Saved data entries:
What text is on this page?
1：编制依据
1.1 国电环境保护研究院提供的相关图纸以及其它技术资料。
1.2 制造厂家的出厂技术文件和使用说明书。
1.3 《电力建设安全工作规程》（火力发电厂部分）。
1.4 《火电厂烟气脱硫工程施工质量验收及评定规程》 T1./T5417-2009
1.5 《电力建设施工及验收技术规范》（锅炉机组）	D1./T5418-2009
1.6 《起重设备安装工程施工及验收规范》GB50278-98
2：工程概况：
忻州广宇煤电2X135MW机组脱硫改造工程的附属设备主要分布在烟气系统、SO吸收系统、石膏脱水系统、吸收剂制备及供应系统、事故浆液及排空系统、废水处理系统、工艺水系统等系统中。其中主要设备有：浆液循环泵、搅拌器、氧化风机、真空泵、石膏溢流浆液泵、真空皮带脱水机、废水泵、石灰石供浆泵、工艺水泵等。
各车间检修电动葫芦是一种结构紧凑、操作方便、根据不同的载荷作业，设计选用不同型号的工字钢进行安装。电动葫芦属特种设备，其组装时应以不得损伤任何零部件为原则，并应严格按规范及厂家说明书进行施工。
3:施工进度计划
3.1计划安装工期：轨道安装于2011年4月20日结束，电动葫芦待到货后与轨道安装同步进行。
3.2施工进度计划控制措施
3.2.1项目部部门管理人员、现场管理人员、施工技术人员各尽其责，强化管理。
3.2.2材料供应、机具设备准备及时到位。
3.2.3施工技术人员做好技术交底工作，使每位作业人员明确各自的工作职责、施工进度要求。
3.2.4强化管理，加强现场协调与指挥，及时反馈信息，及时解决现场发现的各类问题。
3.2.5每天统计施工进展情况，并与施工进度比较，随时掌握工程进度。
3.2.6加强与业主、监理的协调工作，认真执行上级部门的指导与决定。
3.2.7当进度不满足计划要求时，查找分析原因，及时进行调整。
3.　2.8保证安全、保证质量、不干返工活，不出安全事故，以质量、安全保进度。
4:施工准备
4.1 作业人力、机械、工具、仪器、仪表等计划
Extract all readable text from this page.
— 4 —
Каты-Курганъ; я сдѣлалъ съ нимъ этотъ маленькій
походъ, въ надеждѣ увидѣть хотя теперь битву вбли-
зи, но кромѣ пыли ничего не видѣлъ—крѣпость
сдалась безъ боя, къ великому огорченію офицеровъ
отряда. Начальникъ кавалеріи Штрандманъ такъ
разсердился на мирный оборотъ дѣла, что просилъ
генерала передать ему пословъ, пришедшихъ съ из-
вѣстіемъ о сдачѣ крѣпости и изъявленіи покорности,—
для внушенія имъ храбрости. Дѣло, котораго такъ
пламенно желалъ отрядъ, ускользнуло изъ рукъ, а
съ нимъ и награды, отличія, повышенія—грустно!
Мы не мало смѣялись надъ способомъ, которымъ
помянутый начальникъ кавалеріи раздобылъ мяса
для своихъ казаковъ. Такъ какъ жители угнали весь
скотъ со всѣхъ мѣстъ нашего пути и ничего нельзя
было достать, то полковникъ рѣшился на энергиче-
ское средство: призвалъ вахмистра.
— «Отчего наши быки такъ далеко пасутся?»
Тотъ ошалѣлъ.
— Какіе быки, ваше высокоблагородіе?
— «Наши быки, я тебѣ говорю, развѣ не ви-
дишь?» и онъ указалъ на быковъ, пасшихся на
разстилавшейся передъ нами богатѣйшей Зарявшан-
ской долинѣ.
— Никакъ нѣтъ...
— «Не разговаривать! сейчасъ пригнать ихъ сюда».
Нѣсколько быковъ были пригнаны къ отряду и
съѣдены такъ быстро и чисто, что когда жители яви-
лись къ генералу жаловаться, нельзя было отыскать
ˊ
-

◆ Problem to solve
Extract each line holding the word "нельзя" from the records.

◆ Solution to this task
скотъ со всѣхъ мѣстъ нашего пути и ничего нельзя
лись къ генералу жаловаться, нельзя было отыскать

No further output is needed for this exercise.